Exercices:
(a) Ces affirmations sont-elles conformes à l'article ? (i) Le transport maritime est meilleur marché que les autres modes de transport. (ii) Le secteur des biens non échangeables est exposé à la concurrence extérieure. (iii) Une île est moins libre de ses choix de partenariat commercial qu'un pays continental. Répondez à chacune par oui ou non, avec les mots décisifs de l'article cités tels quels.
(b) Dans l'article, quelle bière illustre un produit capable de trouver son marché en Corse ?
(c) Résumez l'article en deux phrases.

Article:
..........

La question de la taille du
marché
intérieur se réduit à la question
de la
taille optimale du marché pour une entreprise
donnée dans
des conditions de
rentabilité suffisante. Il faut pour cela que
l’entreprise
ait l’assurance d’un
débouché minimum. Cela étant, la
notion de taille
dépend aussi du secteur et
plus spécifiquement du type de produit incorporant ou non
une
part importante
de valeur créée ou bien encore d’un
positionnement
original du produit :
ainsi une bière comme la Pétra peut trouver son
marché en Corse (et même à
l’extérieur) aussi bien qu’un produit
électronique sophistiqué. Enfin, rien
n’interdit à une économie
donnée
d’élargir son potentiel de marché par
l’exportation. C’est surtout sur ce dernier point
que la
Corse a des
difficultés en raison du poids des biens non
échangeables
(logement, biens
collectifs, réparation automobile, etc…) qui ne
peuvent
être vecteur de
conquête de marchés extérieurs, mais,
d’un
autre côté, ce secteur est plutôt
à
l’abri de la concurrence extérieure.
N’était
cette question du poids du secteur
des biens non échangeables, dans l’absolu, tout
serait
ouvert pour la Corse,
d’autant qu’il n’y aucun lien entre la
taille et le
développement (voyez Malte,
Hong Kong, Singapour, etc.). En revanche,
l’éloignement
des marchés extérieurs
n’est un inconvénient que si la taille
démographique du marché interne est
faible. Le développement de la Corse n’est donc
contraint
par son faible marché
interne que dans la mesure où les entreprises insulaires
sont
pénalisées par
l’éloignement, et dans la mesure où le
secteur
concerné incorporerait une forte
proportion de coûts de transport.
Il reste une deuxième
hypothèque à lever, le
coût induit de l’insularité pesant sur
les approvisionnements et sur les
exportations et qui croît avec le degré de
périphéricité.
La question semble entendue, toutefois, il existe une marge de
manœuvre
invisible pour l’île. Avant d’aller plus
loin, gardons à l’esprit que les
marchandises sont échangées par voie maritime
laquelle est meilleur marché que
les autres modes de transport.
Enfin,
si une île est entourée
d’eau… elle a aussi
l’insigne avantage de n’être pas
enclavée ou tributaire de ses voisins
immédiats. En d’autres termes, une île
est plus libre de ses choix de
partenariat commercial qu’un pays continental. On a vu plus
haut que la cible
des échanges de la Corse avec le Continent n’est
pas nécessairement le Nord de
la France ou de l’Europe, son éloignement relatif
étant particulièrement
pénalisant puisque il augmente la part terrestre du
transport. En conséquence,
il serait de bonne politique que les entreprises corses se tournent
plutôt vers
les zones qui maximisent la part de transport maritime.

..........

(Données enregistrées)
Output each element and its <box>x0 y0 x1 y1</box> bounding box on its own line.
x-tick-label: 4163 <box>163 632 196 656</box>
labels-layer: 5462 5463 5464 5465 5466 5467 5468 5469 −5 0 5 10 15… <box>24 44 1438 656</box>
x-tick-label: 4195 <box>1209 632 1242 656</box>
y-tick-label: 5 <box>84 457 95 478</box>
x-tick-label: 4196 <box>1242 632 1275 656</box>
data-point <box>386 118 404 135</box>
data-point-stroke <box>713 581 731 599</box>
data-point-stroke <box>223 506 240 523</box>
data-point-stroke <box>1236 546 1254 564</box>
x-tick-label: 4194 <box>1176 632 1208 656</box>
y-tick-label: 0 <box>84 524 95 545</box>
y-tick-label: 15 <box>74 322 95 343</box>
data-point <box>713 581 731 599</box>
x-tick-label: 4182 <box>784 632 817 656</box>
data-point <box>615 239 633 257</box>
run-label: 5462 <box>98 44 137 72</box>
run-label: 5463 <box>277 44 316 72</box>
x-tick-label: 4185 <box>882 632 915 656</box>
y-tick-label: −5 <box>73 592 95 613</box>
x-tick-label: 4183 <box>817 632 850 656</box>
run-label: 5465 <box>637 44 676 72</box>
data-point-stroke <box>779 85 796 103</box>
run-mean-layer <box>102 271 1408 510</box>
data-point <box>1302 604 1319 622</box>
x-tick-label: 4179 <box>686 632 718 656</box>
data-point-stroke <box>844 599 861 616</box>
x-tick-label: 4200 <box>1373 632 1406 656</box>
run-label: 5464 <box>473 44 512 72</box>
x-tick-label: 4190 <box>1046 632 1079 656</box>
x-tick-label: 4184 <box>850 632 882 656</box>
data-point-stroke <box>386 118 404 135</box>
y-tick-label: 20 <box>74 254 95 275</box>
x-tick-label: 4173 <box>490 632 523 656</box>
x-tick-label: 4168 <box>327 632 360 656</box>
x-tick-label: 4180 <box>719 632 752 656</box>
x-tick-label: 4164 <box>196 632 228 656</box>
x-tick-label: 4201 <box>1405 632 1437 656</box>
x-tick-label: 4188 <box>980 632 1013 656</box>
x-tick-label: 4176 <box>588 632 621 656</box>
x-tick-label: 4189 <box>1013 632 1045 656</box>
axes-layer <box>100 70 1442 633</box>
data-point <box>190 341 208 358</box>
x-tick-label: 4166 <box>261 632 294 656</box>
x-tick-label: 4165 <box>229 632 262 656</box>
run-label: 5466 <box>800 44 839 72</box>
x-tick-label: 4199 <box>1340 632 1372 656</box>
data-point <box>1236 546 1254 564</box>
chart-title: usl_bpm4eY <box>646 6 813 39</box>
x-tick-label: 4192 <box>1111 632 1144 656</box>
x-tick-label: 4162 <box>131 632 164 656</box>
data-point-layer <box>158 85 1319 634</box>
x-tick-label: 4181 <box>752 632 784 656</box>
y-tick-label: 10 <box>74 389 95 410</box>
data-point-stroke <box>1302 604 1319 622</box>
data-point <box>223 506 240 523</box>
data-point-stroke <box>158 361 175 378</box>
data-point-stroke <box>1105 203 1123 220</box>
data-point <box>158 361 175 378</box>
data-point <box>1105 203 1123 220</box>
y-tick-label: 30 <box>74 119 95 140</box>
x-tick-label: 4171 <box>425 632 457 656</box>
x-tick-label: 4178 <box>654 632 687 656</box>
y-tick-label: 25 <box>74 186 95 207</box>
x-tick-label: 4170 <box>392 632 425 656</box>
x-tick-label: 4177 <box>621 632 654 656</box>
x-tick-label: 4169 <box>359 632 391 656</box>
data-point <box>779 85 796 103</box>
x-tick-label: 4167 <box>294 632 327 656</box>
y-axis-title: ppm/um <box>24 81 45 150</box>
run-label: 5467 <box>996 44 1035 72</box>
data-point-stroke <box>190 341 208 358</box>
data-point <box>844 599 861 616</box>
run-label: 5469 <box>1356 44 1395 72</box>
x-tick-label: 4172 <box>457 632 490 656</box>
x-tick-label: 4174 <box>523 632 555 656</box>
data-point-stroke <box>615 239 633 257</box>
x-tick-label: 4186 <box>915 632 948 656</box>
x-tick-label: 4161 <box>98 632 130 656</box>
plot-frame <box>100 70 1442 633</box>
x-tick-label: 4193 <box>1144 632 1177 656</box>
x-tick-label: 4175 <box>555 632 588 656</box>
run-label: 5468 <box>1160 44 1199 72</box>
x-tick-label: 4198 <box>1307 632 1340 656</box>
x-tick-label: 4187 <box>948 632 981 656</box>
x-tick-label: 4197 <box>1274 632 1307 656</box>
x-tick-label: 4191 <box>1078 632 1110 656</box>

..........

Corrigés:
(a)
(i) Oui : « laquelle est meilleur marché que les autres modes de transport ».
(ii) Non : « ce secteur est plutôt à l’abri de la concurrence extérieure ».
(iii) Non : « une île est plus libre de ses choix de partenariat commercial qu’un pays continental ».

(b) La Pétra.

(c) Le faible marché interne ne freine le développement de la Corse que si l'éloignement pénalise ses entreprises et que leur secteur supporte une forte proportion de coûts de transport, tandis que le poids des biens non échangeables gêne la conquête de marchés extérieurs. L'île garde cependant une marge de manœuvre, puisque le transport maritime est meilleur marché et qu'une île choisit plus librement ses partenaires commerciaux, d'où l'intérêt pour les entreprises corses de se tourner vers les zones qui maximisent la part de transport maritime.